> _Given instruction_:
In the entries below, find every line with "color" and copy it.

Raw records
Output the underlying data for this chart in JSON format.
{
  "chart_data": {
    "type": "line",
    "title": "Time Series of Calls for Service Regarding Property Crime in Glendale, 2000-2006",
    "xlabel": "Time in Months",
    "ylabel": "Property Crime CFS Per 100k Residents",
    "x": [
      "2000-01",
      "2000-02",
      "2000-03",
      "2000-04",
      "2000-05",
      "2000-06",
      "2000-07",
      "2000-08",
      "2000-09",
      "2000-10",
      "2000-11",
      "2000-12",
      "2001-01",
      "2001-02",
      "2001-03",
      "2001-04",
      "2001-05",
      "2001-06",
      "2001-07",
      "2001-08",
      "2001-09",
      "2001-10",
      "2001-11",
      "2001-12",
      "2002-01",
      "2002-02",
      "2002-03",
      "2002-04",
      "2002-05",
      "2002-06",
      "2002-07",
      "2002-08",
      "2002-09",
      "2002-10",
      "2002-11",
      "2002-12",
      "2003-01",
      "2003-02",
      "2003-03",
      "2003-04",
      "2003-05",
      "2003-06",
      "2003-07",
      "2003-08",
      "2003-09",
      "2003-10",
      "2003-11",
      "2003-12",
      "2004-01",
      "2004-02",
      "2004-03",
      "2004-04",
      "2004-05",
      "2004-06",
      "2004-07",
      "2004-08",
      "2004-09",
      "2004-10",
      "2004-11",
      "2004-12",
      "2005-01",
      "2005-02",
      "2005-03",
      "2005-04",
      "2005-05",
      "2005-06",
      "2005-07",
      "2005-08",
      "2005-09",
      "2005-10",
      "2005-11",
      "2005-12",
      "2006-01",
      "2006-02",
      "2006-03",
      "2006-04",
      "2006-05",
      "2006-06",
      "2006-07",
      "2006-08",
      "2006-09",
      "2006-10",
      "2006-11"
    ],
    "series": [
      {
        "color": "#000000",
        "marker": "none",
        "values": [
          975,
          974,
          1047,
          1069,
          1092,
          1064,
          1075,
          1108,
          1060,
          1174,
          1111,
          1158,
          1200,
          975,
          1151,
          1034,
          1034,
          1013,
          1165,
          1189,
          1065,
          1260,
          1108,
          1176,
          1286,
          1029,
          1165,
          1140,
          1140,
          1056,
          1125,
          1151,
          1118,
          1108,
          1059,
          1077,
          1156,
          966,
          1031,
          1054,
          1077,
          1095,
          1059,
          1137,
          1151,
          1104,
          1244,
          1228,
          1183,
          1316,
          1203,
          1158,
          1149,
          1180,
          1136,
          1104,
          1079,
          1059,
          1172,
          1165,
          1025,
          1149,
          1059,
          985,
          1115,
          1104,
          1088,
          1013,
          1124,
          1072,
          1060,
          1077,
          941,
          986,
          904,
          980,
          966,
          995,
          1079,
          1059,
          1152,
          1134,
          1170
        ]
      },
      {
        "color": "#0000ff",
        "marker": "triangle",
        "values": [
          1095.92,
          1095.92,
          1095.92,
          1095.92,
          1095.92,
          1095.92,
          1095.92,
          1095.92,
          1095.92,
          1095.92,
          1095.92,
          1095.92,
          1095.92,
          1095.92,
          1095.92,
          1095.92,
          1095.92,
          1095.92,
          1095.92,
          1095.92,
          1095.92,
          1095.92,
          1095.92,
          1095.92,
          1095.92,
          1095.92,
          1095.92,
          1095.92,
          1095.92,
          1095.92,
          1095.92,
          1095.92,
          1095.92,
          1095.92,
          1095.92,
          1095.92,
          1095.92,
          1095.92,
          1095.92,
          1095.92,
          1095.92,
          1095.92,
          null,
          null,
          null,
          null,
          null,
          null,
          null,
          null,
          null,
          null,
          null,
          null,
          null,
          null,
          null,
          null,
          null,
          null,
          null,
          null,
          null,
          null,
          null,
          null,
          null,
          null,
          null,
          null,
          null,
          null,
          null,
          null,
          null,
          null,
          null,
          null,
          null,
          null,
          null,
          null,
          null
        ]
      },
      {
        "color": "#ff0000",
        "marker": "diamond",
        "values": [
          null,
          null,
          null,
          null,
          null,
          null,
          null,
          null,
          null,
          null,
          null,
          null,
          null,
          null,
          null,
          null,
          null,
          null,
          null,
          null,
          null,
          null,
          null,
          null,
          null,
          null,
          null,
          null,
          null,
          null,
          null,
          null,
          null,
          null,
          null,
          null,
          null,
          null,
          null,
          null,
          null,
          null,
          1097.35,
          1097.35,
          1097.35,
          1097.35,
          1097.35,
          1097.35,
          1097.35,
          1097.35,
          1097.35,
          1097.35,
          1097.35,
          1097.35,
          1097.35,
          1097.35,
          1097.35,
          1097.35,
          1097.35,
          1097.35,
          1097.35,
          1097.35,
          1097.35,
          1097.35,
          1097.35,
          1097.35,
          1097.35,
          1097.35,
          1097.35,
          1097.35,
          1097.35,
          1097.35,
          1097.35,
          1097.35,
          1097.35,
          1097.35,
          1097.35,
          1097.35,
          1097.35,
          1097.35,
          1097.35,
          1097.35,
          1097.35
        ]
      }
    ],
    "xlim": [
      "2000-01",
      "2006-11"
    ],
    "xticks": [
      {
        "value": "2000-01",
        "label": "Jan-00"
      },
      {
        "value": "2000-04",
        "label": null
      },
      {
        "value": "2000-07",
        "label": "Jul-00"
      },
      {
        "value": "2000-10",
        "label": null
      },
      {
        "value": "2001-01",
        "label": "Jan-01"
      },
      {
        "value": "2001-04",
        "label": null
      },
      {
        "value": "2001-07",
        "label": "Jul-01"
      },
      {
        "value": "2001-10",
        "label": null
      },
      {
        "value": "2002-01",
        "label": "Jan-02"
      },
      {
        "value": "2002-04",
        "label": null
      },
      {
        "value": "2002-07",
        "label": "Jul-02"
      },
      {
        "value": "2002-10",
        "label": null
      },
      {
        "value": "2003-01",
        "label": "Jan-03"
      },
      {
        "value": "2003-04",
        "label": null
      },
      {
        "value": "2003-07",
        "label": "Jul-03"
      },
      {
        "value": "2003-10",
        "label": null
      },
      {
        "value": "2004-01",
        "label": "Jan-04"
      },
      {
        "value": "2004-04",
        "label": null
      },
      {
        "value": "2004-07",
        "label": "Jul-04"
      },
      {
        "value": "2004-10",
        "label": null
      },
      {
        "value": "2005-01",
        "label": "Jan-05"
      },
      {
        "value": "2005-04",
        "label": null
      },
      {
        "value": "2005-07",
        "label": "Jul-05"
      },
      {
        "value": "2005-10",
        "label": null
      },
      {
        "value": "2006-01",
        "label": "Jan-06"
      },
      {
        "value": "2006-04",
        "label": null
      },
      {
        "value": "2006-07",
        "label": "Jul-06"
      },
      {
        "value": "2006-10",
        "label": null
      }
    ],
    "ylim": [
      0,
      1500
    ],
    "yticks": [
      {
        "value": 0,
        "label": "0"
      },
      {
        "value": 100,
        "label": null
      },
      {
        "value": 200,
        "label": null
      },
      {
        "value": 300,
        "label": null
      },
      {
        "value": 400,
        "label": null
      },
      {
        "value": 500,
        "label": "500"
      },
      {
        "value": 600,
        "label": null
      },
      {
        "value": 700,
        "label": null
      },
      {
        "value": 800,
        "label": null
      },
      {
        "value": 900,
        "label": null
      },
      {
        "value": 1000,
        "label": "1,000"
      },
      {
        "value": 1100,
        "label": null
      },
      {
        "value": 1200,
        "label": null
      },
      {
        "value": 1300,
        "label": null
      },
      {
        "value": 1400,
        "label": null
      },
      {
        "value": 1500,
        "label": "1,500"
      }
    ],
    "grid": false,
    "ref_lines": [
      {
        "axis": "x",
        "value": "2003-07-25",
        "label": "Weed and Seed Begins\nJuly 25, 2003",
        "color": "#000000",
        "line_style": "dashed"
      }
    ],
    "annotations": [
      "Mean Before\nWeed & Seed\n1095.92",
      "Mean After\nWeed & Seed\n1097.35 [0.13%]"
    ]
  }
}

> _Result_:
        "color": "#000000",
        "color": "#0000ff",
        "color": "#ff0000",
        "color": "#000000",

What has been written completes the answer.